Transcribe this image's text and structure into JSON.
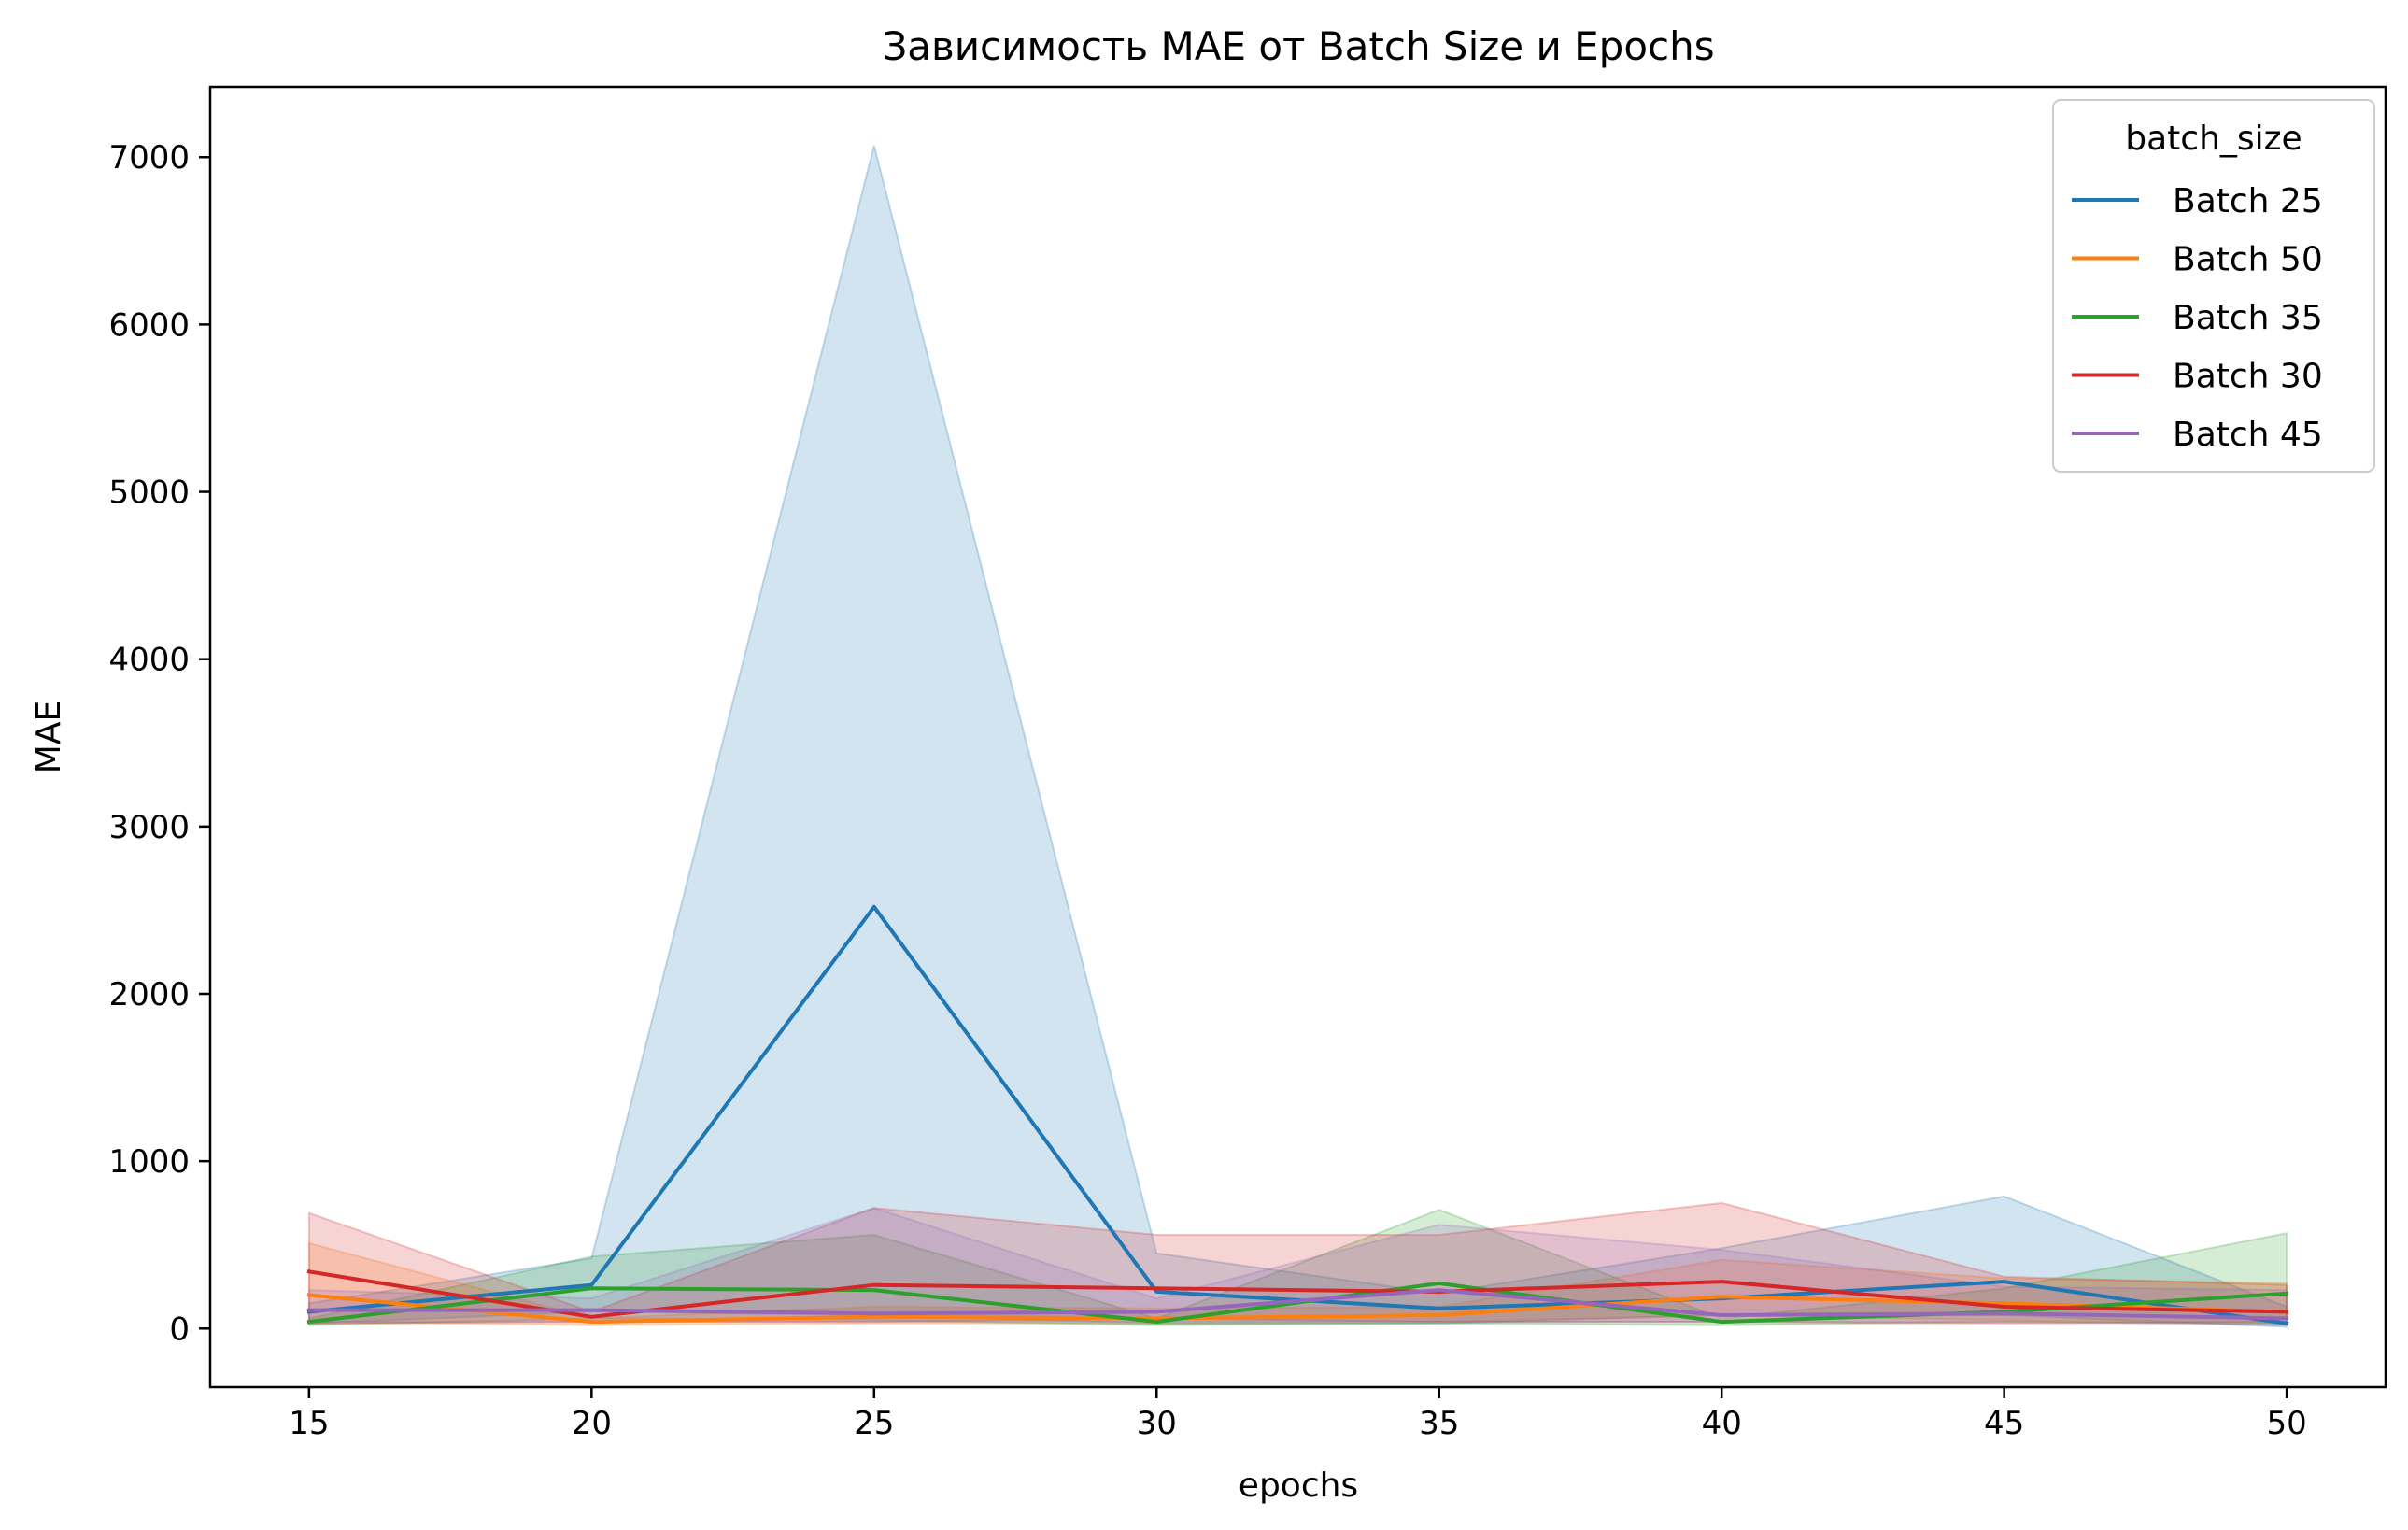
{
  "chart_data": {
    "type": "line",
    "title": "Зависимость MAE от Batch Size и Epochs",
    "xlabel": "epochs",
    "ylabel": "MAE",
    "x": [
      15,
      20,
      25,
      30,
      35,
      40,
      45,
      50
    ],
    "xticks": [
      15,
      20,
      25,
      30,
      35,
      40,
      45,
      50
    ],
    "yticks": [
      0,
      1000,
      2000,
      3000,
      4000,
      5000,
      6000,
      7000
    ],
    "xlim": [
      13.25,
      51.75
    ],
    "ylim": [
      -350,
      7420
    ],
    "grid": false,
    "legend": {
      "title": "batch_size",
      "position": "top-right"
    },
    "series": [
      {
        "name": "Batch 25",
        "color": "#1f77b4",
        "values": [
          100,
          260,
          2520,
          220,
          120,
          180,
          280,
          30
        ],
        "ci_low": [
          30,
          100,
          80,
          30,
          30,
          80,
          80,
          10
        ],
        "ci_high": [
          150,
          420,
          7070,
          450,
          210,
          480,
          790,
          130
        ]
      },
      {
        "name": "Batch 50",
        "color": "#ff7f0e",
        "values": [
          200,
          40,
          70,
          60,
          80,
          190,
          150,
          100
        ],
        "ci_low": [
          40,
          20,
          30,
          30,
          40,
          80,
          50,
          30
        ],
        "ci_high": [
          510,
          60,
          130,
          120,
          130,
          410,
          300,
          270
        ]
      },
      {
        "name": "Batch 35",
        "color": "#2ca02c",
        "values": [
          40,
          240,
          230,
          40,
          270,
          40,
          100,
          210
        ],
        "ci_low": [
          20,
          60,
          50,
          20,
          30,
          20,
          40,
          30
        ],
        "ci_high": [
          60,
          430,
          560,
          60,
          710,
          60,
          240,
          570
        ]
      },
      {
        "name": "Batch 30",
        "color": "#d62728",
        "values": [
          340,
          70,
          260,
          240,
          220,
          280,
          130,
          100
        ],
        "ci_low": [
          30,
          40,
          40,
          60,
          40,
          40,
          30,
          40
        ],
        "ci_high": [
          690,
          100,
          720,
          560,
          560,
          750,
          310,
          260
        ]
      },
      {
        "name": "Batch 45",
        "color": "#9467bd",
        "values": [
          110,
          110,
          90,
          100,
          230,
          80,
          90,
          60
        ],
        "ci_low": [
          40,
          40,
          40,
          40,
          40,
          40,
          40,
          20
        ],
        "ci_high": [
          230,
          180,
          720,
          180,
          620,
          470,
          250,
          230
        ]
      }
    ]
  }
}
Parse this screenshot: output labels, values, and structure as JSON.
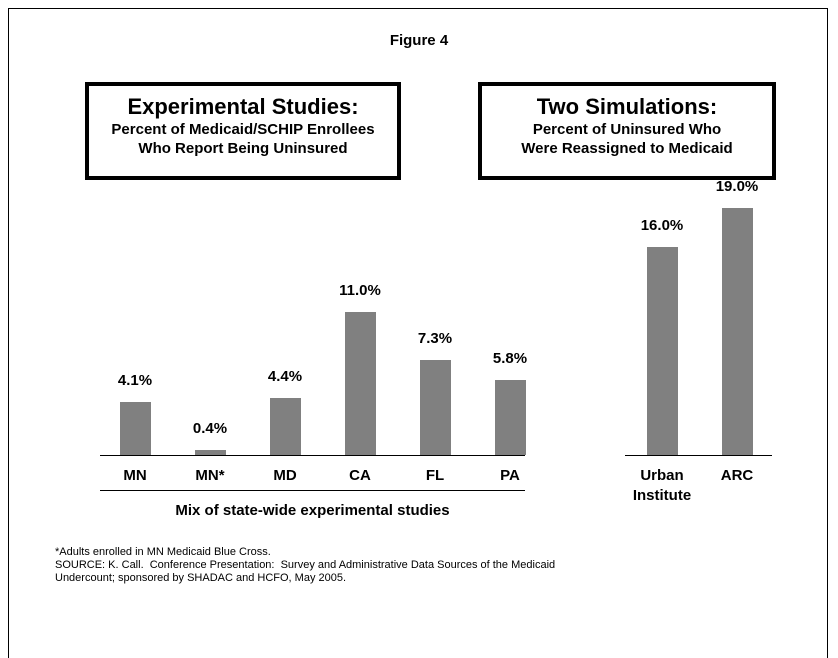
{
  "chart_data": {
    "type": "bar",
    "title": "Figure 4",
    "panels": [
      {
        "title": "Experimental Studies:",
        "subtitle_lines": [
          "Percent of Medicaid/SCHIP Enrollees",
          "Who Report Being Uninsured"
        ]
      },
      {
        "title": "Two Simulations:",
        "subtitle_lines": [
          "Percent of Uninsured Who",
          "Were Reassigned to Medicaid"
        ]
      }
    ],
    "categories": [
      "MN",
      "MN*",
      "MD",
      "CA",
      "FL",
      "PA",
      "Urban Institute",
      "ARC"
    ],
    "values": [
      4.1,
      0.4,
      4.4,
      11.0,
      7.3,
      5.8,
      16.0,
      19.0
    ],
    "value_labels": [
      "4.1%",
      "0.4%",
      "4.4%",
      "11.0%",
      "7.3%",
      "5.8%",
      "16.0%",
      "19.0%"
    ],
    "color": "#808080",
    "group_label": "Mix of state-wide experimental studies",
    "footnotes": [
      "*Adults enrolled in MN Medicaid Blue Cross.",
      "SOURCE: K. Call.  Conference Presentation:  Survey and Administrative Data Sources of the Medicaid",
      "Undercount; sponsored by SHADAC and HCFO, May 2005."
    ]
  }
}
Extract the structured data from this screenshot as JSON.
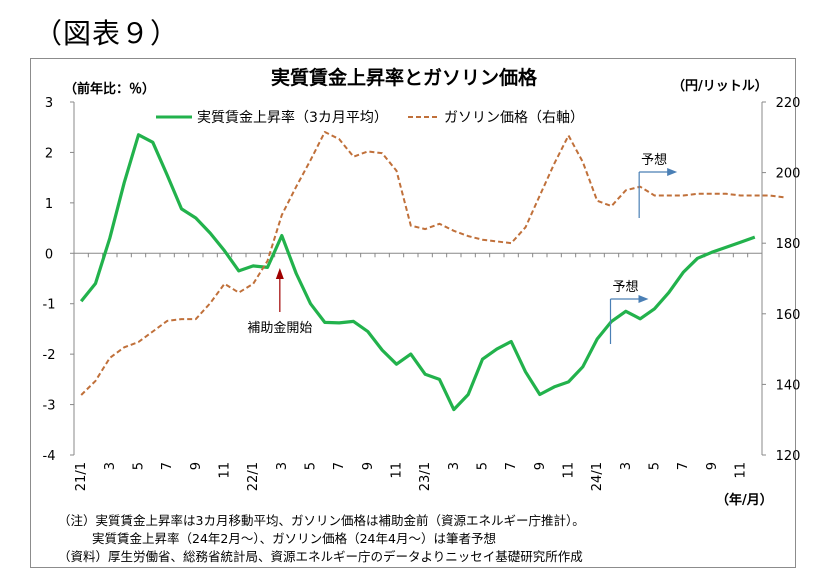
{
  "figure_label": "（図表９）",
  "chart_data": {
    "type": "line",
    "title": "実質賃金上昇率とガソリン価格",
    "left_unit": "（前年比：％）",
    "right_unit": "（円/リットル）",
    "x_unit": "（年/月）",
    "x_labels": [
      "21/1",
      "3",
      "5",
      "7",
      "9",
      "11",
      "22/1",
      "3",
      "5",
      "7",
      "9",
      "11",
      "23/1",
      "3",
      "5",
      "7",
      "9",
      "11",
      "24/1",
      "3",
      "5",
      "7",
      "9",
      "11"
    ],
    "left_axis": {
      "min": -4,
      "max": 3,
      "ticks": [
        3,
        2,
        1,
        0,
        -1,
        -2,
        -3,
        -4
      ]
    },
    "right_axis": {
      "min": 120,
      "max": 220,
      "ticks": [
        220,
        200,
        180,
        160,
        140,
        120
      ]
    },
    "grid": false,
    "legend_position": "top",
    "series": [
      {
        "name": "実質賃金上昇率（3カ月平均）",
        "axis": "left",
        "style": "solid",
        "color": "#22b24c",
        "values": [
          -0.95,
          -0.6,
          0.3,
          1.4,
          2.35,
          2.2,
          1.55,
          0.88,
          0.7,
          0.4,
          0.05,
          -0.35,
          -0.25,
          -0.28,
          0.35,
          -0.4,
          -1.0,
          -1.37,
          -1.38,
          -1.35,
          -1.55,
          -1.92,
          -2.2,
          -2.0,
          -2.4,
          -2.5,
          -3.1,
          -2.8,
          -2.1,
          -1.9,
          -1.75,
          -2.35,
          -2.8,
          -2.65,
          -2.55,
          -2.25,
          -1.7,
          -1.35,
          -1.15,
          -1.3,
          -1.1,
          -0.78,
          -0.38,
          -0.1,
          0.02,
          0.12,
          0.22,
          0.32
        ]
      },
      {
        "name": "ガソリン価格（右軸）",
        "axis": "right",
        "style": "dashed",
        "color": "#c0703a",
        "values": [
          137,
          141,
          147.5,
          150.5,
          152,
          155,
          158,
          158.5,
          158.5,
          163,
          168.5,
          166,
          168.5,
          175,
          188,
          196,
          203.5,
          211.5,
          209.5,
          204.5,
          206,
          205.5,
          200.5,
          185,
          184,
          185.5,
          183.5,
          182,
          181,
          180.5,
          180,
          184.5,
          193.5,
          202.5,
          210.5,
          203,
          192,
          190.5,
          195,
          196,
          193.5,
          193.5,
          193.5,
          194,
          194,
          194,
          193.5,
          193.5,
          193.5,
          193
        ]
      }
    ],
    "annotations": [
      {
        "label": "補助金開始"
      },
      {
        "label": "予想"
      },
      {
        "label": "予想"
      }
    ]
  },
  "notes": [
    "（注）実質賃金上昇率は3カ月移動平均、ガソリン価格は補助金前（資源エネルギー庁推計）。",
    "実質賃金上昇率（24年2月～）、ガソリン価格（24年4月～）は筆者予想",
    "（資料）厚生労働省、総務省統計局、資源エネルギー庁のデータよりニッセイ基礎研究所作成"
  ]
}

□ □ □ □ □ □ □

### TO DO
Repeat all the records above exactly, leaving out any pictures.

### FINISHED EXERCISE
Transcribe this image's text and structure into JSON.
{
  "chart_data": {
    "type": "line",
    "title": "Зависимость MAE от Batch Size и Epochs",
    "xlabel": "epochs",
    "ylabel": "MAE",
    "x": [
      15,
      20,
      25,
      30,
      35,
      40,
      45,
      50
    ],
    "xticks": [
      15,
      20,
      25,
      30,
      35,
      40,
      45,
      50
    ],
    "yticks": [
      0,
      1000,
      2000,
      3000,
      4000,
      5000,
      6000,
      7000
    ],
    "xlim": [
      13.25,
      51.75
    ],
    "ylim": [
      -350,
      7420
    ],
    "grid": false,
    "legend": {
      "title": "batch_size",
      "position": "top-right"
    },
    "series": [
      {
        "name": "Batch 25",
        "color": "#1f77b4",
        "values": [
          100,
          260,
          2520,
          220,
          120,
          180,
          280,
          30
        ],
        "ci_low": [
          30,
          100,
          80,
          30,
          30,
          80,
          80,
          10
        ],
        "ci_high": [
          150,
          420,
          7070,
          450,
          210,
          480,
          790,
          130
        ]
      },
      {
        "name": "Batch 50",
        "color": "#ff7f0e",
        "values": [
          200,
          40,
          70,
          60,
          80,
          190,
          150,
          100
        ],
        "ci_low": [
          40,
          20,
          30,
          30,
          40,
          80,
          50,
          30
        ],
        "ci_high": [
          510,
          60,
          130,
          120,
          130,
          410,
          300,
          270
        ]
      },
      {
        "name": "Batch 35",
        "color": "#2ca02c",
        "values": [
          40,
          240,
          230,
          40,
          270,
          40,
          100,
          210
        ],
        "ci_low": [
          20,
          60,
          50,
          20,
          30,
          20,
          40,
          30
        ],
        "ci_high": [
          60,
          430,
          560,
          60,
          710,
          60,
          240,
          570
        ]
      },
      {
        "name": "Batch 30",
        "color": "#d62728",
        "values": [
          340,
          70,
          260,
          240,
          220,
          280,
          130,
          100
        ],
        "ci_low": [
          30,
          40,
          40,
          60,
          40,
          40,
          30,
          40
        ],
        "ci_high": [
          690,
          100,
          720,
          560,
          560,
          750,
          310,
          260
        ]
      },
      {
        "name": "Batch 45",
        "color": "#9467bd",
        "values": [
          110,
          110,
          90,
          100,
          230,
          80,
          90,
          60
        ],
        "ci_low": [
          40,
          40,
          40,
          40,
          40,
          40,
          40,
          20
        ],
        "ci_high": [
          230,
          180,
          720,
          180,
          620,
          470,
          250,
          230
        ]
      }
    ]
  }
}
Parse this screenshot: output labels, values, and structure as JSON.
{
  "chart_data": {
    "type": "bar",
    "title": "Figure 4",
    "panels": [
      {
        "title": "Experimental Studies:",
        "subtitle_lines": [
          "Percent of Medicaid/SCHIP Enrollees",
          "Who Report Being Uninsured"
        ]
      },
      {
        "title": "Two Simulations:",
        "subtitle_lines": [
          "Percent of Uninsured Who",
          "Were Reassigned to Medicaid"
        ]
      }
    ],
    "categories": [
      "MN",
      "MN*",
      "MD",
      "CA",
      "FL",
      "PA",
      "Urban Institute",
      "ARC"
    ],
    "values": [
      4.1,
      0.4,
      4.4,
      11.0,
      7.3,
      5.8,
      16.0,
      19.0
    ],
    "value_labels": [
      "4.1%",
      "0.4%",
      "4.4%",
      "11.0%",
      "7.3%",
      "5.8%",
      "16.0%",
      "19.0%"
    ],
    "color": "#808080",
    "group_label": "Mix of state-wide experimental studies",
    "footnotes": [
      "*Adults enrolled in MN Medicaid Blue Cross.",
      "SOURCE: K. Call.  Conference Presentation:  Survey and Administrative Data Sources of the Medicaid",
      "Undercount; sponsored by SHADAC and HCFO, May 2005."
    ]
  }
}
Extract the structured data from this screenshot as JSON.
{
  "figure_label": "（図表９）",
  "chart_data": {
    "type": "line",
    "title": "実質賃金上昇率とガソリン価格",
    "left_unit": "（前年比：％）",
    "right_unit": "（円/リットル）",
    "x_unit": "（年/月）",
    "x_labels": [
      "21/1",
      "3",
      "5",
      "7",
      "9",
      "11",
      "22/1",
      "3",
      "5",
      "7",
      "9",
      "11",
      "23/1",
      "3",
      "5",
      "7",
      "9",
      "11",
      "24/1",
      "3",
      "5",
      "7",
      "9",
      "11"
    ],
    "left_axis": {
      "min": -4,
      "max": 3,
      "ticks": [
        3,
        2,
        1,
        0,
        -1,
        -2,
        -3,
        -4
      ]
    },
    "right_axis": {
      "min": 120,
      "max": 220,
      "ticks": [
        220,
        200,
        180,
        160,
        140,
        120
      ]
    },
    "grid": false,
    "legend_position": "top",
    "series": [
      {
        "name": "実質賃金上昇率（3カ月平均）",
        "axis": "left",
        "style": "solid",
        "color": "#22b24c",
        "values": [
          -0.95,
          -0.6,
          0.3,
          1.4,
          2.35,
          2.2,
          1.55,
          0.88,
          0.7,
          0.4,
          0.05,
          -0.35,
          -0.25,
          -0.28,
          0.35,
          -0.4,
          -1.0,
          -1.37,
          -1.38,
          -1.35,
          -1.55,
          -1.92,
          -2.2,
          -2.0,
          -2.4,
          -2.5,
          -3.1,
          -2.8,
          -2.1,
          -1.9,
          -1.75,
          -2.35,
          -2.8,
          -2.65,
          -2.55,
          -2.25,
          -1.7,
          -1.35,
          -1.15,
          -1.3,
          -1.1,
          -0.78,
          -0.38,
          -0.1,
          0.02,
          0.12,
          0.22,
          0.32
        ]
      },
      {
        "name": "ガソリン価格（右軸）",
        "axis": "right",
        "style": "dashed",
        "color": "#c0703a",
        "values": [
          137,
          141,
          147.5,
          150.5,
          152,
          155,
          158,
          158.5,
          158.5,
          163,
          168.5,
          166,
          168.5,
          175,
          188,
          196,
          203.5,
          211.5,
          209.5,
          204.5,
          206,
          205.5,
          200.5,
          185,
          184,
          185.5,
          183.5,
          182,
          181,
          180.5,
          180,
          184.5,
          193.5,
          202.5,
          210.5,
          203,
          192,
          190.5,
          195,
          196,
          193.5,
          193.5,
          193.5,
          194,
          194,
          194,
          193.5,
          193.5,
          193.5,
          193
        ]
      }
    ],
    "annotations": [
      {
        "label": "補助金開始"
      },
      {
        "label": "予想"
      },
      {
        "label": "予想"
      }
    ]
  },
  "notes": [
    "（注）実質賃金上昇率は3カ月移動平均、ガソリン価格は補助金前（資源エネルギー庁推計）。",
    "実質賃金上昇率（24年2月～）、ガソリン価格（24年4月～）は筆者予想",
    "（資料）厚生労働省、総務省統計局、資源エネルギー庁のデータよりニッセイ基礎研究所作成"
  ]
}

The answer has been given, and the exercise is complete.